## Data for processing
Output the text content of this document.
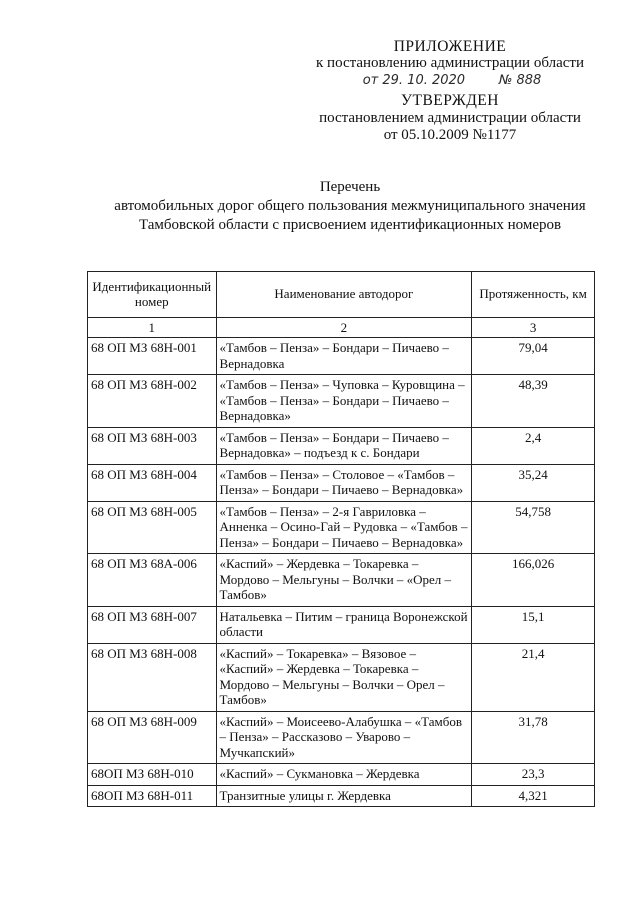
ПРИЛОЖЕНИЕ
к постановлению администрации области
от 29. 10. 2020	№ 888
УТВЕРЖДЕН
постановлением администрации области
от 05.10.2009 №1177
Перечень
автомобильных дорог общего пользования межмуниципального значения
Тамбовской области с присвоением идентификационных номеров
Идентификационный номер	Наименование автодорог	Протяженность, км
1	2	3
68 ОП МЗ 68Н-001	«Тамбов – Пенза» – Бондари – Пичаево – Вернадовка	79,04
68 ОП МЗ 68Н-002	«Тамбов – Пенза» – Чуповка – Куровщина – «Тамбов – Пенза» – Бондари – Пичаево – Вернадовка»	48,39
68 ОП МЗ 68Н-003	«Тамбов – Пенза» – Бондари – Пичаево – Вернадовка» – подъезд к с. Бондари	2,4
68 ОП МЗ 68Н-004	«Тамбов – Пенза» – Столовое – «Тамбов – Пенза» – Бондари – Пичаево – Вернадовка»	35,24
68 ОП МЗ 68Н-005	«Тамбов – Пенза» – 2-я Гавриловка – Анненка – Осино-Гай – Рудовка – «Тамбов – Пенза» – Бондари – Пичаево – Вернадовка»	54,758
68 ОП МЗ 68А-006	«Каспий» – Жердевка – Токаревка – Мордово – Мельгуны – Волчки – «Орел – Тамбов»	166,026
68 ОП МЗ 68Н-007	Натальевка – Питим – граница Воронежской области	15,1
68 ОП МЗ 68Н-008	«Каспий» – Токаревка» – Вязовое – «Каспий» – Жердевка – Токаревка – Мордово – Мельгуны – Волчки – Орел – Тамбов»	21,4
68 ОП МЗ 68Н-009	«Каспий» – Моисеево-Алабушка – «Тамбов – Пенза» – Рассказово – Уварово – Мучкапский»	31,78
68ОП МЗ 68Н-010	«Каспий» – Сукмановка – Жердевка	23,3
68ОП МЗ 68Н-011	Транзитные улицы г. Жердевка	4,321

## What you need to do
Repeat the entries exactly and keep the pictures out of the copy.

## Answer
Output the text content of this document.
ПРИЛОЖЕНИЕ
к постановлению администрации области
от 29. 10. 2020	№ 888
УТВЕРЖДЕН
постановлением администрации области
от 05.10.2009 №1177
Перечень
автомобильных дорог общего пользования межмуниципального значения
Тамбовской области с присвоением идентификационных номеров
Идентификационный номер	Наименование автодорог	Протяженность, км
1	2	3
68 ОП МЗ 68Н-001	«Тамбов – Пенза» – Бондари – Пичаево – Вернадовка	79,04
68 ОП МЗ 68Н-002	«Тамбов – Пенза» – Чуповка – Куровщина – «Тамбов – Пенза» – Бондари – Пичаево – Вернадовка»	48,39
68 ОП МЗ 68Н-003	«Тамбов – Пенза» – Бондари – Пичаево – Вернадовка» – подъезд к с. Бондари	2,4
68 ОП МЗ 68Н-004	«Тамбов – Пенза» – Столовое – «Тамбов – Пенза» – Бондари – Пичаево – Вернадовка»	35,24
68 ОП МЗ 68Н-005	«Тамбов – Пенза» – 2-я Гавриловка – Анненка – Осино-Гай – Рудовка – «Тамбов – Пенза» – Бондари – Пичаево – Вернадовка»	54,758
68 ОП МЗ 68А-006	«Каспий» – Жердевка – Токаревка – Мордово – Мельгуны – Волчки – «Орел – Тамбов»	166,026
68 ОП МЗ 68Н-007	Натальевка – Питим – граница Воронежской области	15,1
68 ОП МЗ 68Н-008	«Каспий» – Токаревка» – Вязовое – «Каспий» – Жердевка – Токаревка – Мордово – Мельгуны – Волчки – Орел – Тамбов»	21,4
68 ОП МЗ 68Н-009	«Каспий» – Моисеево-Алабушка – «Тамбов – Пенза» – Рассказово – Уварово – Мучкапский»	31,78
68ОП МЗ 68Н-010	«Каспий» – Сукмановка – Жердевка	23,3
68ОП МЗ 68Н-011	Транзитные улицы г. Жердевка	4,321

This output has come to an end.